Teks Bacaan:
|---|
Jihad merupakan salah satu kewajiban bagi setiap Muslim untuk melakukannya, hal ini dikarenakan jihad merupakan salah satu bagian pokok dari syariah Islam. Dalam kedua ayat tersebut diatas lebih tertuju kepada jihad yang memiliki makna konotasi perang melawan orang-orang kafir. Sementara itu Nabi Muhammad Saw. menjadikan jihad sebagai amal manusia yang paling utama setelah beriman kepada Allah dan Rasul-Nya. Ketika Nabi ditanya amalan apa yang paling utama, beliau menjawab, “beriman kepada Allah dan Rasulullah, lalu jihad fi sabilillah, dan haji mabrur.” (HR. Ahmad dan al-Bukhari). Dalam hadits yang lain dijelaskan, ketika Nabi ditanya jihad apa yang paling utama, beliau menjawab “haji mabrur” (HR. al-Bukhari), dalam kesempatan lain beliau menjawab, mengajak ke dalam keadilan (kebenaran) di hadapan penguasa yang zhalim.
“Jihad yang paling utama adalah menegakkan kebenaran di hadapan penguasa yang dzalim.” (HR. Ahmad). Dan dalam riwayat al-Tirmidzi, Abu Daud, dan Ibnu Majah, “menegakkan keadilan”.
|---|
Kumpulan Data:
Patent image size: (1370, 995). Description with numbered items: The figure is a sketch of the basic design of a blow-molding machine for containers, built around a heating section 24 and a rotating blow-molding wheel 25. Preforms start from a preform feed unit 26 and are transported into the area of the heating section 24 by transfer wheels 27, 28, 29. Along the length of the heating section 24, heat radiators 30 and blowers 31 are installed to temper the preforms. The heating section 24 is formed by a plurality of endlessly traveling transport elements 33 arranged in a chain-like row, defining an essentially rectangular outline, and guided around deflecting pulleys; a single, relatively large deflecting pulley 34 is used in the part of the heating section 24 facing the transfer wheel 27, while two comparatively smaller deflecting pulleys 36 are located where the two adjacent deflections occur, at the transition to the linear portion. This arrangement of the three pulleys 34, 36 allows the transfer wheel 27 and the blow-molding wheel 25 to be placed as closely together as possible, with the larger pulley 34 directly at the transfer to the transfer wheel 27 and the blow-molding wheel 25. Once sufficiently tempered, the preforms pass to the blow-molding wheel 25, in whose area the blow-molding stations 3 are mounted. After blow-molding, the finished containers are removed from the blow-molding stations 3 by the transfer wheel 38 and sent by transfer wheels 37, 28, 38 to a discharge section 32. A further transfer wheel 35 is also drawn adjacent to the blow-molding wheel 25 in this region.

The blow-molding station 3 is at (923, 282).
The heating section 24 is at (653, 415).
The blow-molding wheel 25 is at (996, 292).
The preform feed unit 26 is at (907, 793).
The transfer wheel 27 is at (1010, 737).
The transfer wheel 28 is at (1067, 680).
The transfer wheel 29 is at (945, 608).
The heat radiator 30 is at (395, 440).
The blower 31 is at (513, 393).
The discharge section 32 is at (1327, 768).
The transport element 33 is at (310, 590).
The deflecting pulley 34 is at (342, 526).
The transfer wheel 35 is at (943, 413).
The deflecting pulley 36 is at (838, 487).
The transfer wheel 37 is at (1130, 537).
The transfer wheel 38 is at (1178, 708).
|---|
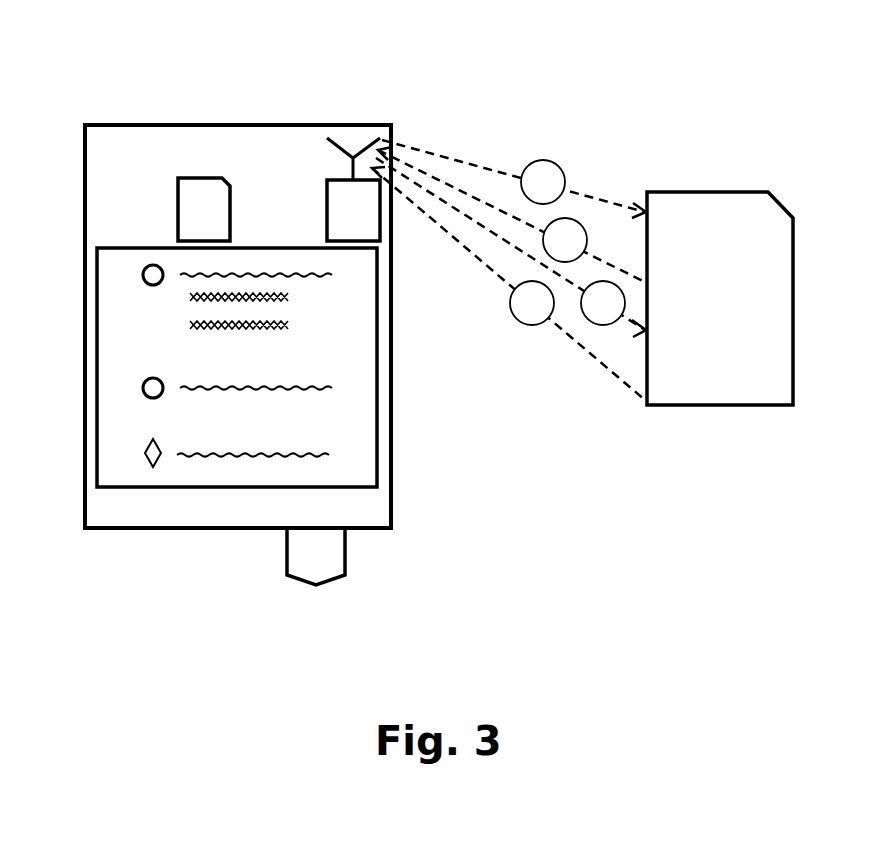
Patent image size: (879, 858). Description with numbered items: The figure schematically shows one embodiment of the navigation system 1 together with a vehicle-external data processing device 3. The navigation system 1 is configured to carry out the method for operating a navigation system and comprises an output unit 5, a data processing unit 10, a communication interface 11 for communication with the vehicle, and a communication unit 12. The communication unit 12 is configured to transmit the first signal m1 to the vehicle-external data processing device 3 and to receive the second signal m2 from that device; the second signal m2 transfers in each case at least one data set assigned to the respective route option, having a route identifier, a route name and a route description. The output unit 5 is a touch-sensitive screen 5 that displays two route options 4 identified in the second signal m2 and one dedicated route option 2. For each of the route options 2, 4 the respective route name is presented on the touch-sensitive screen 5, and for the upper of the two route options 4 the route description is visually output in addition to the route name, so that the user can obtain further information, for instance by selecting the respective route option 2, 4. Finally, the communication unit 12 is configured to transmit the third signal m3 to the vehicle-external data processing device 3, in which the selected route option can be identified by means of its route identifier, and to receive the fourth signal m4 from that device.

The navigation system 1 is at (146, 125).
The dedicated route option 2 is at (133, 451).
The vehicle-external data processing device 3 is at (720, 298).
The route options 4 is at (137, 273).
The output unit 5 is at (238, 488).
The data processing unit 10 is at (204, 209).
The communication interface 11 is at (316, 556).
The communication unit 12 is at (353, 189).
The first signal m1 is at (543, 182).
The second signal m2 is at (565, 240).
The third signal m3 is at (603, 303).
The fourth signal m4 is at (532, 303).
|---|
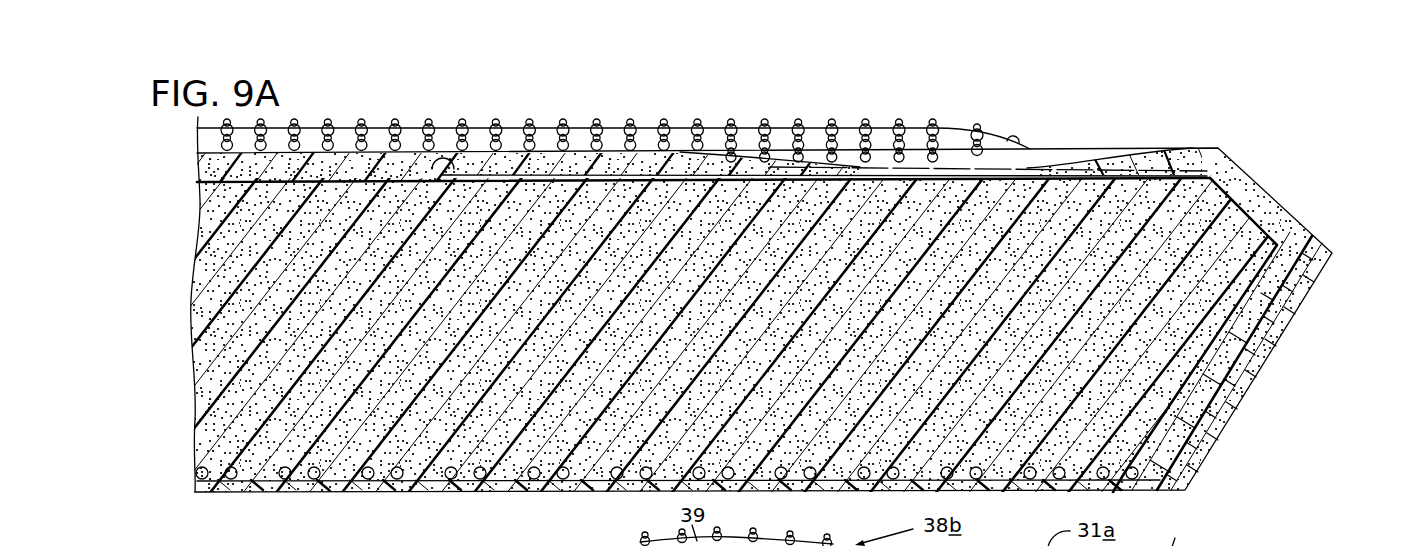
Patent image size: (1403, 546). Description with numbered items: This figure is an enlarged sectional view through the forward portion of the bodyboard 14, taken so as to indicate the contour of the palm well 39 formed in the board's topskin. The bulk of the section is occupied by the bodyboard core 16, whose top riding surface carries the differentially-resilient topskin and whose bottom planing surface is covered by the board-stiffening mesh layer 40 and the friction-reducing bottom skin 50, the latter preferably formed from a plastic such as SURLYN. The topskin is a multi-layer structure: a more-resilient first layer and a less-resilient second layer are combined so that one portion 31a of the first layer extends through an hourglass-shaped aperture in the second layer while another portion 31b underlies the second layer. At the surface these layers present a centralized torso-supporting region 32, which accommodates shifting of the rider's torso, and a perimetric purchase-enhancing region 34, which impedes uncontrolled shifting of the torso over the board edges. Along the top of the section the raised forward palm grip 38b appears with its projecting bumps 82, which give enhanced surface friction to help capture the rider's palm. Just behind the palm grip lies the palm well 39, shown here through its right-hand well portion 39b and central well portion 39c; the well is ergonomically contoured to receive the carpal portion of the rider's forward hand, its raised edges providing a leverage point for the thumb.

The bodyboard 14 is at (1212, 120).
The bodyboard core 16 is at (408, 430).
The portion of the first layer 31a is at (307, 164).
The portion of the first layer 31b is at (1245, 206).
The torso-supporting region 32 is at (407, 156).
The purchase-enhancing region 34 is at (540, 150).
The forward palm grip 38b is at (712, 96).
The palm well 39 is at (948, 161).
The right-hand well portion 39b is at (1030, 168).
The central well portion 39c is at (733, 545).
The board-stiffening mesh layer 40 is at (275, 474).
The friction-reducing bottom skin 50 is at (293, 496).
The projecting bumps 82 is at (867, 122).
|---|
Yang Diminta: Salin tanpa perubahan sebagian teks tentang jihad di atas. Mulailah dari kata-kata "Jihad merupakan salah satu kewajiban", lalu berhentilah setelah kata-kata "penguasa yang zhalim.".

Hasil Tugas:
Jihad merupakan salah satu kewajiban bagi setiap Muslim untuk melakukannya, hal ini dikarenakan jihad merupakan salah satu bagian pokok dari syariah Islam. Dalam kedua ayat tersebut diatas lebih tertuju kepada jihad yang memiliki makna konotasi perang melawan orang-orang kafir. Sementara itu Nabi Muhammad Saw. menjadikan jihad sebagai amal manusia yang paling utama setelah beriman kepada Allah dan Rasul-Nya. Ketika Nabi ditanya amalan apa yang paling utama, beliau menjawab, “beriman kepada Allah dan Rasulullah, lalu jihad fi sabilillah, dan haji mabrur.” (HR. Ahmad dan al-Bukhari). Dalam hadits yang lain dijelaskan, ketika Nabi ditanya jihad apa yang paling utama, beliau menjawab “haji mabrur” (HR. al-Bukhari), dalam kesempatan lain beliau menjawab, mengajak ke dalam keadilan (kebenaran) di hadapan penguasa yang zhalim.